> [Problem statement]:
Quote the records below in full, exactly as given, with the images taken out.

— Begin Dataset content —

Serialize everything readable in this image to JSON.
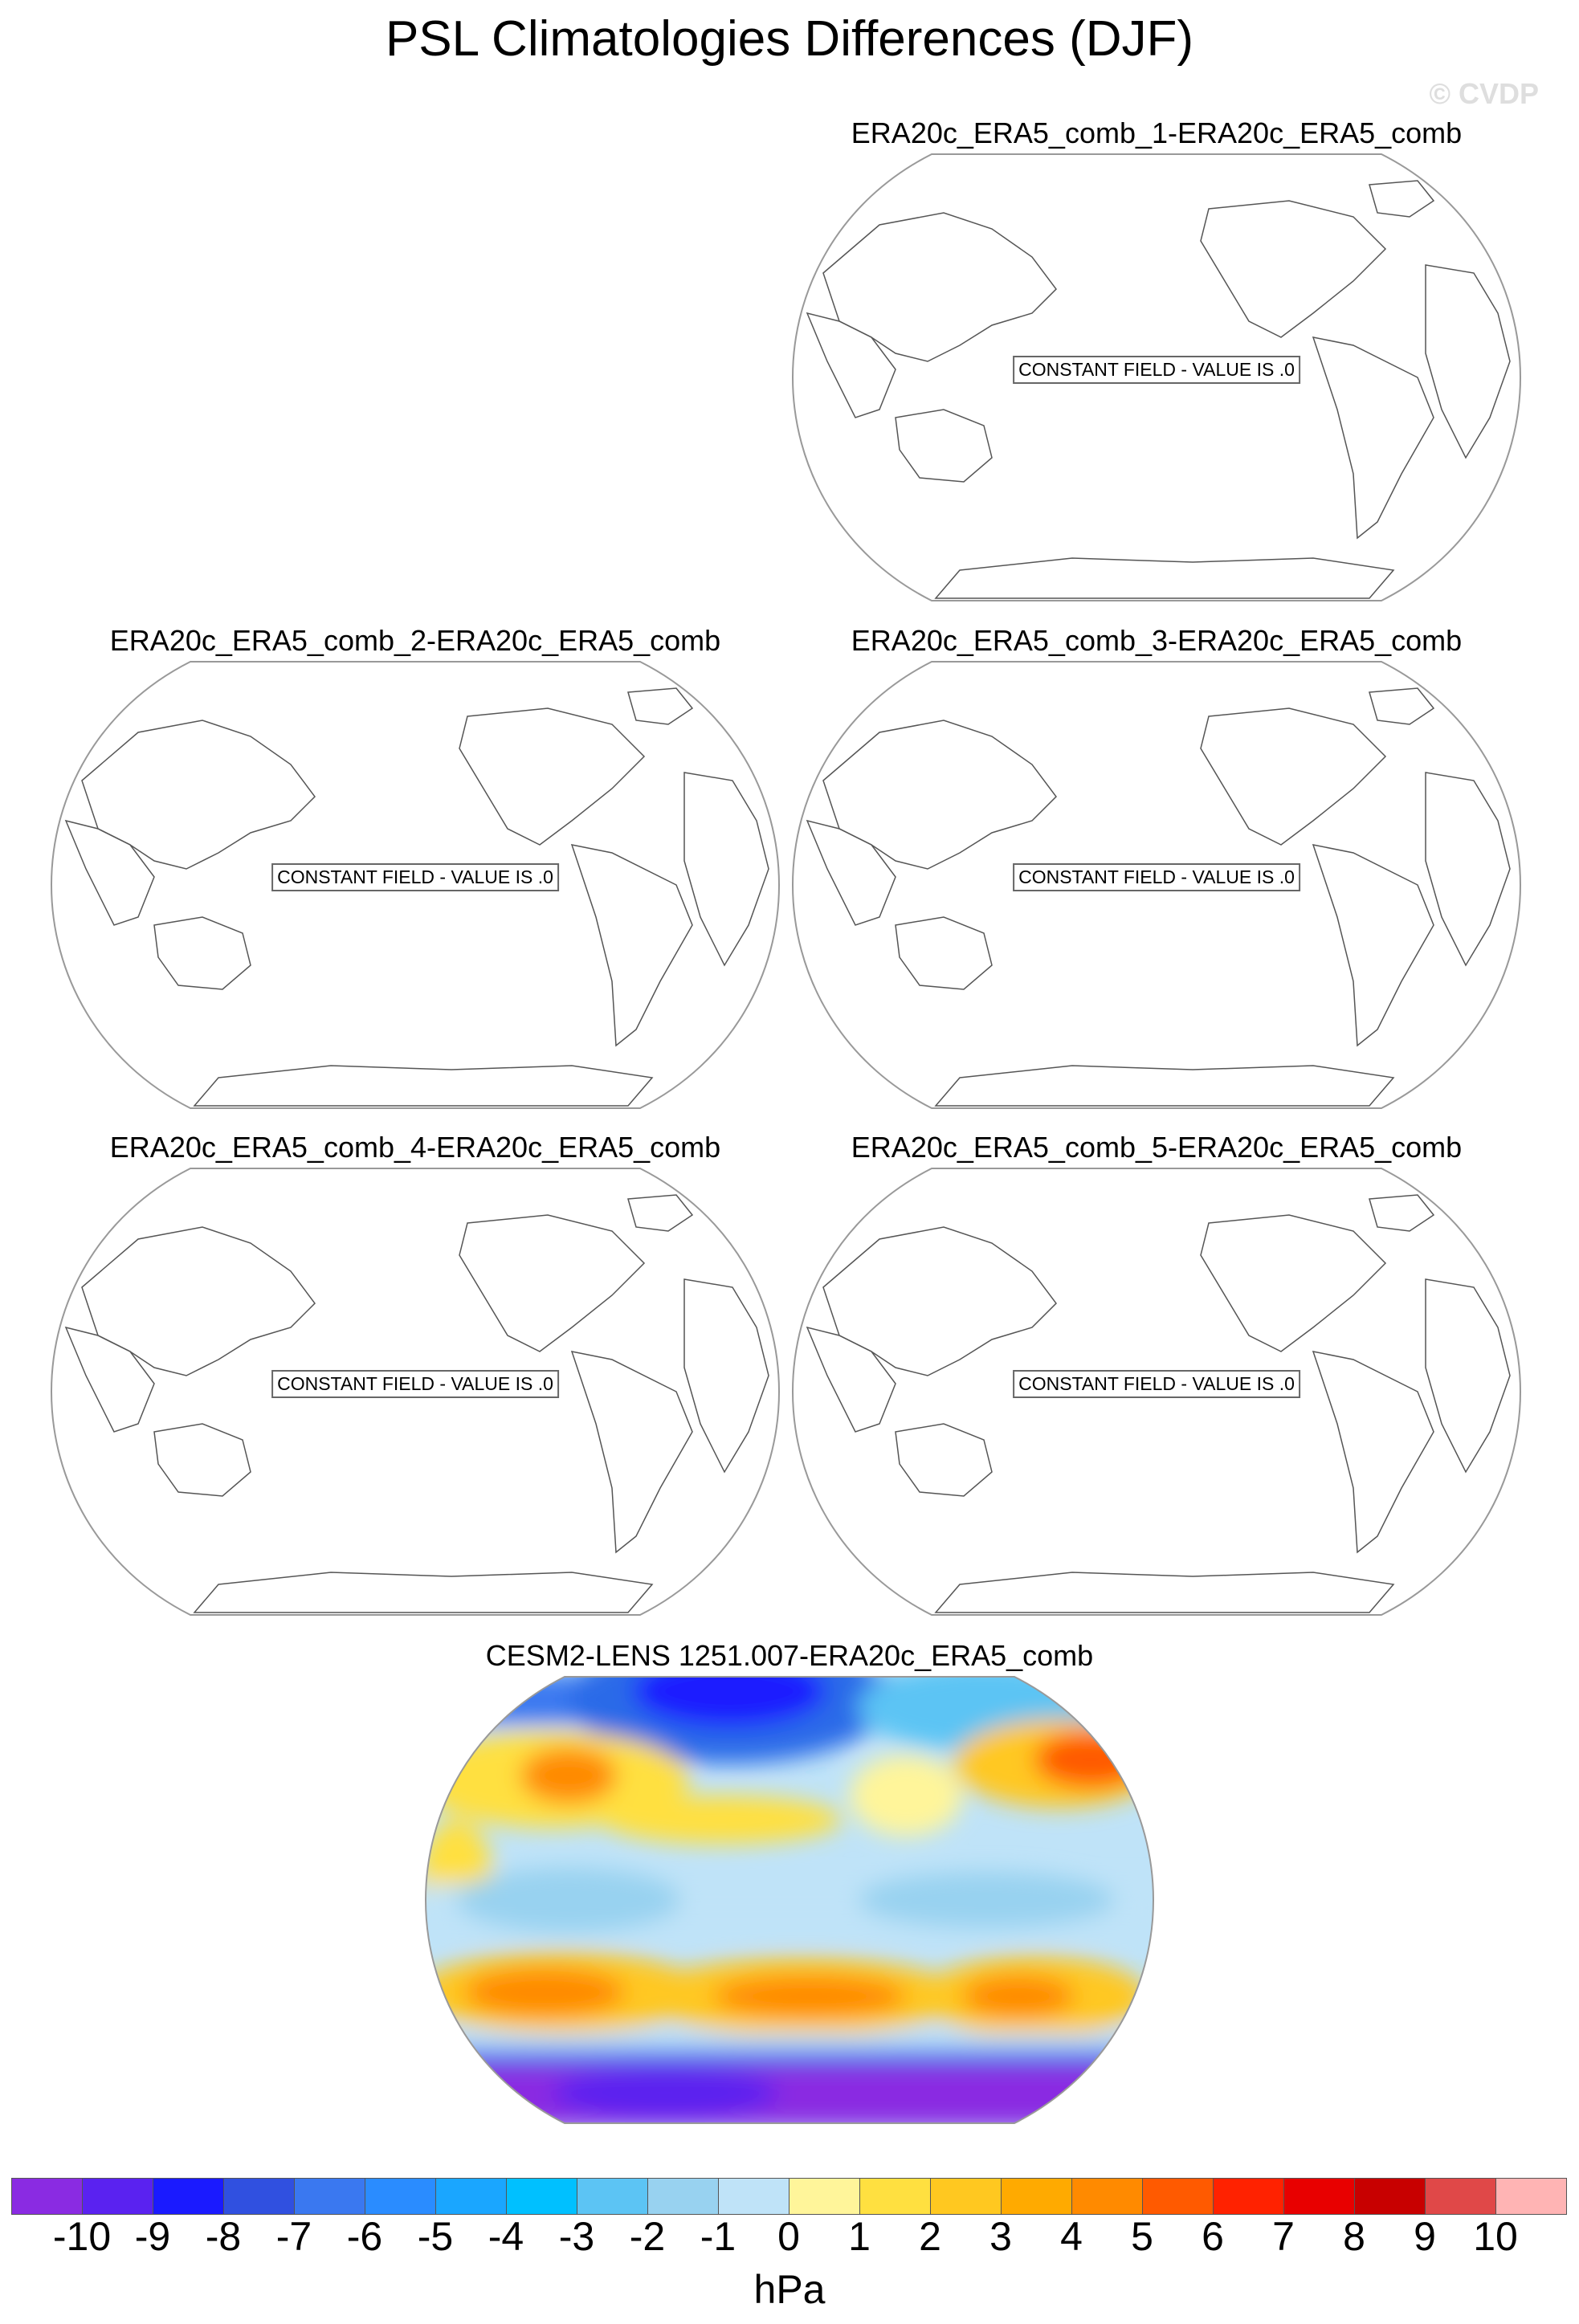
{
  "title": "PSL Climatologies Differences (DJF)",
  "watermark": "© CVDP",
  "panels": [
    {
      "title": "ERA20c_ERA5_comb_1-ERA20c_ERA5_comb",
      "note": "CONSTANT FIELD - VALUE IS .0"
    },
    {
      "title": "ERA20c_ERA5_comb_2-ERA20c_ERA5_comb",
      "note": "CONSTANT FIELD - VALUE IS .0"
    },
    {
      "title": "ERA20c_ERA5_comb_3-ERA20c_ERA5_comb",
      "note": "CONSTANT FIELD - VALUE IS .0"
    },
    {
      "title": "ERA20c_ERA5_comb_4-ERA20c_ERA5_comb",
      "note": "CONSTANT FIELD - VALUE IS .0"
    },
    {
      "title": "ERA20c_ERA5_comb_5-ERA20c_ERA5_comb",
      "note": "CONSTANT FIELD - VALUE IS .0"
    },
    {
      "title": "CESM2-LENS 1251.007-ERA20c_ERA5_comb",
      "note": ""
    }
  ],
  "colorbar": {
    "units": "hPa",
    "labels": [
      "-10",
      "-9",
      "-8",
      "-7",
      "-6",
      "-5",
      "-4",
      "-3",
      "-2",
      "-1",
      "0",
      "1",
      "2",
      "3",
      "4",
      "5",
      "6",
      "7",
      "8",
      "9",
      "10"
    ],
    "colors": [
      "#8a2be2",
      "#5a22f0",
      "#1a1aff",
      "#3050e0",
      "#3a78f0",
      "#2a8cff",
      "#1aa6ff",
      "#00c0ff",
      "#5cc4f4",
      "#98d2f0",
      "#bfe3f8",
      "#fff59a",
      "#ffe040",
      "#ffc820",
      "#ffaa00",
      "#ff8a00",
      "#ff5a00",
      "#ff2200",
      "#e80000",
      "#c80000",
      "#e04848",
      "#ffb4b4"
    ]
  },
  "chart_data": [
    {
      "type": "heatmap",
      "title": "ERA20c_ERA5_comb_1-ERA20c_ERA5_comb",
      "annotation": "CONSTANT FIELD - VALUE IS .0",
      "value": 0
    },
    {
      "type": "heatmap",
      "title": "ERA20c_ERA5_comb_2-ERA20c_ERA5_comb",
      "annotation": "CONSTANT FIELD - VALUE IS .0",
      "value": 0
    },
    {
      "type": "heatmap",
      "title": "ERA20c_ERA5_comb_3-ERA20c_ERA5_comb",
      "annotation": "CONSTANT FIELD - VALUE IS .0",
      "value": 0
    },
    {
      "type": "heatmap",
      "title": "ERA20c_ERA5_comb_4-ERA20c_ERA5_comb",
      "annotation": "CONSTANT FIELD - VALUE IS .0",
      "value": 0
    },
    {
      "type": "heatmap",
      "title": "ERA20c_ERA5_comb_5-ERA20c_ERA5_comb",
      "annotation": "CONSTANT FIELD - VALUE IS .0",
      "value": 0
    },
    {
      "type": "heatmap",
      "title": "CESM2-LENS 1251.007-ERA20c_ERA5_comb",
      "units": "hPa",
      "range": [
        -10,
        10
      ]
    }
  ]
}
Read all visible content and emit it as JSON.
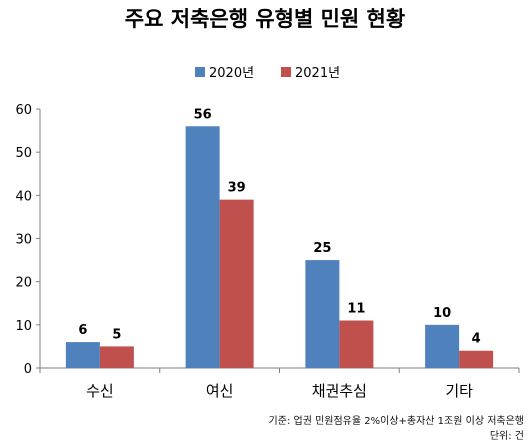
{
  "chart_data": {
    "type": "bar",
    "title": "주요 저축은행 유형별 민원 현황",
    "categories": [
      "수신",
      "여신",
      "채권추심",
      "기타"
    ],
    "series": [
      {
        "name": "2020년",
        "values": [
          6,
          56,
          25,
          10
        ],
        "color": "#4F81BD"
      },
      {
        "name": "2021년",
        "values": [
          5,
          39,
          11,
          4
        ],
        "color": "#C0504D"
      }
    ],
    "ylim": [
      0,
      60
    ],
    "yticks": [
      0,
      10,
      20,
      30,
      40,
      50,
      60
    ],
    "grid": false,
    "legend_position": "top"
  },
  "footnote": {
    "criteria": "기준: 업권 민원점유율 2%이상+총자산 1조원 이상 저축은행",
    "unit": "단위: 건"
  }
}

— End Dataset content —

> [Finished answer]:
Serialize everything readable in this image to JSON.
{
  "title": "PSL Climatologies Differences (DJF)",
  "watermark": "© CVDP",
  "panels": [
    {
      "title": "ERA20c_ERA5_comb_1-ERA20c_ERA5_comb",
      "note": "CONSTANT FIELD - VALUE IS .0"
    },
    {
      "title": "ERA20c_ERA5_comb_2-ERA20c_ERA5_comb",
      "note": "CONSTANT FIELD - VALUE IS .0"
    },
    {
      "title": "ERA20c_ERA5_comb_3-ERA20c_ERA5_comb",
      "note": "CONSTANT FIELD - VALUE IS .0"
    },
    {
      "title": "ERA20c_ERA5_comb_4-ERA20c_ERA5_comb",
      "note": "CONSTANT FIELD - VALUE IS .0"
    },
    {
      "title": "ERA20c_ERA5_comb_5-ERA20c_ERA5_comb",
      "note": "CONSTANT FIELD - VALUE IS .0"
    },
    {
      "title": "CESM2-LENS 1251.007-ERA20c_ERA5_comb",
      "note": ""
    }
  ],
  "colorbar": {
    "units": "hPa",
    "labels": [
      "-10",
      "-9",
      "-8",
      "-7",
      "-6",
      "-5",
      "-4",
      "-3",
      "-2",
      "-1",
      "0",
      "1",
      "2",
      "3",
      "4",
      "5",
      "6",
      "7",
      "8",
      "9",
      "10"
    ],
    "colors": [
      "#8a2be2",
      "#5a22f0",
      "#1a1aff",
      "#3050e0",
      "#3a78f0",
      "#2a8cff",
      "#1aa6ff",
      "#00c0ff",
      "#5cc4f4",
      "#98d2f0",
      "#bfe3f8",
      "#fff59a",
      "#ffe040",
      "#ffc820",
      "#ffaa00",
      "#ff8a00",
      "#ff5a00",
      "#ff2200",
      "#e80000",
      "#c80000",
      "#e04848",
      "#ffb4b4"
    ]
  },
  "chart_data": [
    {
      "type": "heatmap",
      "title": "ERA20c_ERA5_comb_1-ERA20c_ERA5_comb",
      "annotation": "CONSTANT FIELD - VALUE IS .0",
      "value": 0
    },
    {
      "type": "heatmap",
      "title": "ERA20c_ERA5_comb_2-ERA20c_ERA5_comb",
      "annotation": "CONSTANT FIELD - VALUE IS .0",
      "value": 0
    },
    {
      "type": "heatmap",
      "title": "ERA20c_ERA5_comb_3-ERA20c_ERA5_comb",
      "annotation": "CONSTANT FIELD - VALUE IS .0",
      "value": 0
    },
    {
      "type": "heatmap",
      "title": "ERA20c_ERA5_comb_4-ERA20c_ERA5_comb",
      "annotation": "CONSTANT FIELD - VALUE IS .0",
      "value": 0
    },
    {
      "type": "heatmap",
      "title": "ERA20c_ERA5_comb_5-ERA20c_ERA5_comb",
      "annotation": "CONSTANT FIELD - VALUE IS .0",
      "value": 0
    },
    {
      "type": "heatmap",
      "title": "CESM2-LENS 1251.007-ERA20c_ERA5_comb",
      "units": "hPa",
      "range": [
        -10,
        10
      ]
    }
  ]
}
Read all visible content and emit it as JSON.
{
  "chart_data": {
    "type": "bar",
    "title": "주요 저축은행 유형별 민원 현황",
    "categories": [
      "수신",
      "여신",
      "채권추심",
      "기타"
    ],
    "series": [
      {
        "name": "2020년",
        "values": [
          6,
          56,
          25,
          10
        ],
        "color": "#4F81BD"
      },
      {
        "name": "2021년",
        "values": [
          5,
          39,
          11,
          4
        ],
        "color": "#C0504D"
      }
    ],
    "ylim": [
      0,
      60
    ],
    "yticks": [
      0,
      10,
      20,
      30,
      40,
      50,
      60
    ],
    "grid": false,
    "legend_position": "top"
  },
  "footnote": {
    "criteria": "기준: 업권 민원점유율 2%이상+총자산 1조원 이상 저축은행",
    "unit": "단위: 건"
  }
}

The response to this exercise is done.